==== EXCERPTED DATA ====
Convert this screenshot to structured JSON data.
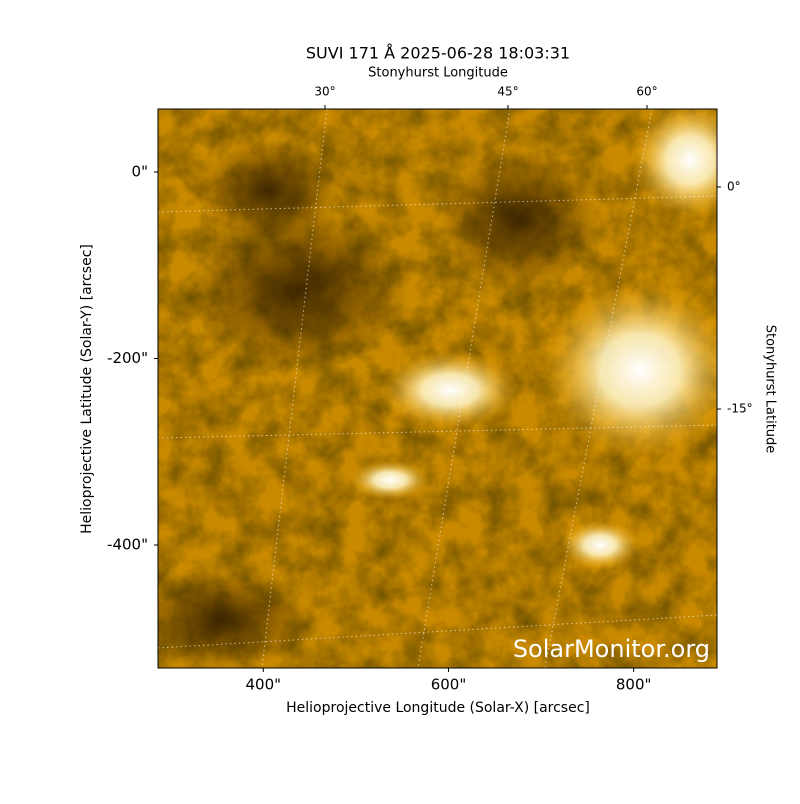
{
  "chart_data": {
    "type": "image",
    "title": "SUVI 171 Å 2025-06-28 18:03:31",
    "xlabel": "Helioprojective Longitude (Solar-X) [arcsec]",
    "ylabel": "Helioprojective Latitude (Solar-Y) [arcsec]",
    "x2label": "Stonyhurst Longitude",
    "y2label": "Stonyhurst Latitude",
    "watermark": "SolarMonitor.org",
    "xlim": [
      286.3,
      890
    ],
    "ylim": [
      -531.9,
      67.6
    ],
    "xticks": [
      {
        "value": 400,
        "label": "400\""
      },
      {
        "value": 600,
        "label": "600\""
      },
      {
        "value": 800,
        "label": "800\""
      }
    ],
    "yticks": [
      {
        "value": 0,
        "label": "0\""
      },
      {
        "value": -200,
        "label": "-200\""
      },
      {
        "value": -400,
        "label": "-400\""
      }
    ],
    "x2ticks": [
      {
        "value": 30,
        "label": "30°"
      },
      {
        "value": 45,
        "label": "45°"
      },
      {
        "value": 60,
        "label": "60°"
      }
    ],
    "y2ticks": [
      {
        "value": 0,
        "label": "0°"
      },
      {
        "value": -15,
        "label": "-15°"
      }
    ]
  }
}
====
* [GIVEN INSTRUCTION]:
Without the pictures, write out all of the material exactly.

* [FULL ANSWER]:
Convert this screenshot to structured JSON data.
{
  "chart_data": {
    "type": "image",
    "title": "SUVI 171 Å 2025-06-28 18:03:31",
    "xlabel": "Helioprojective Longitude (Solar-X) [arcsec]",
    "ylabel": "Helioprojective Latitude (Solar-Y) [arcsec]",
    "x2label": "Stonyhurst Longitude",
    "y2label": "Stonyhurst Latitude",
    "watermark": "SolarMonitor.org",
    "xlim": [
      286.3,
      890
    ],
    "ylim": [
      -531.9,
      67.6
    ],
    "xticks": [
      {
        "value": 400,
        "label": "400\""
      },
      {
        "value": 600,
        "label": "600\""
      },
      {
        "value": 800,
        "label": "800\""
      }
    ],
    "yticks": [
      {
        "value": 0,
        "label": "0\""
      },
      {
        "value": -200,
        "label": "-200\""
      },
      {
        "value": -400,
        "label": "-400\""
      }
    ],
    "x2ticks": [
      {
        "value": 30,
        "label": "30°"
      },
      {
        "value": 45,
        "label": "45°"
      },
      {
        "value": 60,
        "label": "60°"
      }
    ],
    "y2ticks": [
      {
        "value": 0,
        "label": "0°"
      },
      {
        "value": -15,
        "label": "-15°"
      }
    ]
  }
}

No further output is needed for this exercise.